What is smartctl or nvme-cli reporting about the disk health? Maybe the SSDs NAND or controller is just failing?
 
What is smartctl or nvme-cli reporting about the disk health? Maybe the SSDs NAND or controller is just failing?
Will attach output from the above once it rehappens, probably less then a day.
nvme smart-log , while it is not crashing:
root@pve:~# nvme smart-log /dev/nvme0n1
Smart Log for NVME device:nvme0n1 namespace-id:ffffffff
critical_warning : 0
temperature : 35°C (308 Kelvin)
available_spare : 100%
available_spare_threshold : 10%
percentage_used : 0%
endurance group critical warning summary: 0
Data Units Read : 181,798 (93.08 GB)
Data Units Written : 1,253,100 (641.59 GB)
host_read_commands : 964,485
host_write_commands : 2,779,006
controller_busy_time : 3
power_cycles : 18
power_on_hours : 28
unsafe_shutdowns : 9
media_errors : 0
num_err_log_entries : 0
Warning Temperature Time : 0
Critical Composite Temperature Time : 0
Temperature Sensor 1 : 35°C (308 Kelvin)

• _Challenges_
A. According to the SSD health excerpt, how many unsafe shutdowns does the smart log record for nvme0n1?
B. State whether each statement agrees with the SSD health excerpt, answering yes or no and quoting the words that decide it. (i) The smart log reports a temperature of 35°C. (ii) The smart log records media errors on the device. (iii) The smart log was taken while the system was crashing.

• _Supplied records_
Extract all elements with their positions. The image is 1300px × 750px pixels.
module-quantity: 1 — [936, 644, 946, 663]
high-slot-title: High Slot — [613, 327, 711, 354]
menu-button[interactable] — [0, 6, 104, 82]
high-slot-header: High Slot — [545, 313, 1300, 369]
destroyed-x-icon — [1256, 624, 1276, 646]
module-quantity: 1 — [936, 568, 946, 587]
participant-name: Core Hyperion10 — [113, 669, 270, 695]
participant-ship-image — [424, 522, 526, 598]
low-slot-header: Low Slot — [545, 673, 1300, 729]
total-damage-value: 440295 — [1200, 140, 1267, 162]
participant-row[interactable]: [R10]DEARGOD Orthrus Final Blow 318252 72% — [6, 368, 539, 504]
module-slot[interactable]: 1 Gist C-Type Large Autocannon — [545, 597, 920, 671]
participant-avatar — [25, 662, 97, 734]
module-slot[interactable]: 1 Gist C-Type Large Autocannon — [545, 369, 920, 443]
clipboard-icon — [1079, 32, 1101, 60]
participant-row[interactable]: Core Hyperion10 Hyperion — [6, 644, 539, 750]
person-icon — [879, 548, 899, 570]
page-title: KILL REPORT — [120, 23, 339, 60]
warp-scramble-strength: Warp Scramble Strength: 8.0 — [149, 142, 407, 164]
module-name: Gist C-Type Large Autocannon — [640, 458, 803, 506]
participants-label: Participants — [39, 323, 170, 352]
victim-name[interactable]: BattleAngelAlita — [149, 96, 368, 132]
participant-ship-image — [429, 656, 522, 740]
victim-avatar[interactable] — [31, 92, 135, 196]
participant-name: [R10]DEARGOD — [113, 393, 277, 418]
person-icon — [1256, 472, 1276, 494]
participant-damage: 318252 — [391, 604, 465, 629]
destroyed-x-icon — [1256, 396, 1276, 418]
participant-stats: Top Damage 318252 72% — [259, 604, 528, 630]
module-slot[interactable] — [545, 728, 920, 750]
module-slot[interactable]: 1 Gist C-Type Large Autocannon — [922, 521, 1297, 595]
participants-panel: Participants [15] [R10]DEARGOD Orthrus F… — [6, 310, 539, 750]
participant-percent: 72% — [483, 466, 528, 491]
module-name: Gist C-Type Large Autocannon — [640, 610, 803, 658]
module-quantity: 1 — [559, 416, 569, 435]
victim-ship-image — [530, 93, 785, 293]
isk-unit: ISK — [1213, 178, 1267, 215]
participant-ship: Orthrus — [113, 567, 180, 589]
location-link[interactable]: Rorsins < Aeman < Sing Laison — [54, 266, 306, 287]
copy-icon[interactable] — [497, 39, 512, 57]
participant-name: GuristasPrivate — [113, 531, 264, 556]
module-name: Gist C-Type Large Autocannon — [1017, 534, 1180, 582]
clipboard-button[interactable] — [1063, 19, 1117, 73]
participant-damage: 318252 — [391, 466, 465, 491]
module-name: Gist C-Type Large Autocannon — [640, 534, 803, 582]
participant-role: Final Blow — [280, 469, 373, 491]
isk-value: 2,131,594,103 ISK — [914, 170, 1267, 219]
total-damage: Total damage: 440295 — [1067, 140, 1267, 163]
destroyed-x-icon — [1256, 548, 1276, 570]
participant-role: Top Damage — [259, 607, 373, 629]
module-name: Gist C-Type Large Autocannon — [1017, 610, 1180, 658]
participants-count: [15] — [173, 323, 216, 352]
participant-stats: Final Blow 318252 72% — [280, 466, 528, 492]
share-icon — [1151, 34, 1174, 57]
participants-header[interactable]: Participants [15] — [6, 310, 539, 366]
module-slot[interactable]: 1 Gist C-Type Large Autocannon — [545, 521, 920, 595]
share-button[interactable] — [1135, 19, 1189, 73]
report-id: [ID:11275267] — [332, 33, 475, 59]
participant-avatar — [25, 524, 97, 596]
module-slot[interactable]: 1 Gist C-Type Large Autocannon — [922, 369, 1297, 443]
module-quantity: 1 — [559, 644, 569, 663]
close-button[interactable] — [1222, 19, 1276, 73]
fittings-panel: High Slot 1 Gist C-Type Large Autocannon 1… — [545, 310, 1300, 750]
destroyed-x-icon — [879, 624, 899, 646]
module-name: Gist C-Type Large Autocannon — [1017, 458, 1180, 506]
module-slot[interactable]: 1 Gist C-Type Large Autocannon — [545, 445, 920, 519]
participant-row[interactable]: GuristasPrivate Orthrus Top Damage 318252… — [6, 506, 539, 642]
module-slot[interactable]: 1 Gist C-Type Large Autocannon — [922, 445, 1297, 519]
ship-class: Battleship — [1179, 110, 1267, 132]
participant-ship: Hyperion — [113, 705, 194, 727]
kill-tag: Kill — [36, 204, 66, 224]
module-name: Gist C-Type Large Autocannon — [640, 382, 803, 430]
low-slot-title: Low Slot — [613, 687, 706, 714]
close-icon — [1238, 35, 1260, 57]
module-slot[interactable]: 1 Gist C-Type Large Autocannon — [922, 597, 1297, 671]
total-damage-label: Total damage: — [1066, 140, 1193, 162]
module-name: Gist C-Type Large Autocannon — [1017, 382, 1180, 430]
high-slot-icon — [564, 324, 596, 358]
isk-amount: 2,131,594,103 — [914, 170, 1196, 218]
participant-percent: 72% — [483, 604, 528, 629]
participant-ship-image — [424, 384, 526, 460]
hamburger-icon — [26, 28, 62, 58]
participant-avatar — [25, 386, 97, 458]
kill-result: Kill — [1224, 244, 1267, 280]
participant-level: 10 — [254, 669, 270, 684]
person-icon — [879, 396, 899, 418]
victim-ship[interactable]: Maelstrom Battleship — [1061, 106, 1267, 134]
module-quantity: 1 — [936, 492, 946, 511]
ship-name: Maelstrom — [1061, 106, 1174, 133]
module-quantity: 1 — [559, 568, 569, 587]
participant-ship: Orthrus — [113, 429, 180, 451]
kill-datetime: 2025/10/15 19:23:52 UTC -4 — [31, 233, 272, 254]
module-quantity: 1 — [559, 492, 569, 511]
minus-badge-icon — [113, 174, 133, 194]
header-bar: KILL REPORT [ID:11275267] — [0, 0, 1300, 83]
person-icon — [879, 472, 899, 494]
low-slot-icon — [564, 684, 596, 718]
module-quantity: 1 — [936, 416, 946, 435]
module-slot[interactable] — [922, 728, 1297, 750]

• _Exercise answers_
A. Nine unsafe shutdowns.

B.
(i) Yes: "temperature : 35°C (308 Kelvin)"
(ii) No: "media_errors : 0"
(iii) No: "while it is not crashing"